STATED EXERCISE => Your task is to gather the lines below that hold the string "data".

-.-.-

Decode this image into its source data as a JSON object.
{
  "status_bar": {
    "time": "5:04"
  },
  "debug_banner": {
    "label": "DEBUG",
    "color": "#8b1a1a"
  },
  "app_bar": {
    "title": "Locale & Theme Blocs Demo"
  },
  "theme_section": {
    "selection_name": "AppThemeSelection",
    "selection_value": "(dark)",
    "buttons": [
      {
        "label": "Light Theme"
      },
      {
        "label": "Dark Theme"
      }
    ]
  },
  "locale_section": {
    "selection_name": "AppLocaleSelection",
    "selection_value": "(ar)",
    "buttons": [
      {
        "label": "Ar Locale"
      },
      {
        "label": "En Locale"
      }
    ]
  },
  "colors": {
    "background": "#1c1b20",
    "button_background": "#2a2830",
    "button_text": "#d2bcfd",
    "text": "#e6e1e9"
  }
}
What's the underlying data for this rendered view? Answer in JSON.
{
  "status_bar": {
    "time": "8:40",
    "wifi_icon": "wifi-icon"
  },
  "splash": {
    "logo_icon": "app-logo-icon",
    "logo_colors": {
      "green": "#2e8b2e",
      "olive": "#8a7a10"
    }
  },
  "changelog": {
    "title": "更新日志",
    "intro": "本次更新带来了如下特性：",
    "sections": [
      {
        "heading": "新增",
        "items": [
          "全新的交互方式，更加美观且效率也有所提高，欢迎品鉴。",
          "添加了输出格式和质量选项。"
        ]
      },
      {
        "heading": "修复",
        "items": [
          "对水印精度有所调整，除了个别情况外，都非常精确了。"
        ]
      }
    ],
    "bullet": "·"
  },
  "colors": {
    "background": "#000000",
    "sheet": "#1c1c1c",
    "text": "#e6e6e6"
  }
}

-.-.-

RESPONSE TO THIS TASK =>
Decode this image into its source data as a JSON object.
What's the underlying data for this rendered view? Answer in JSON.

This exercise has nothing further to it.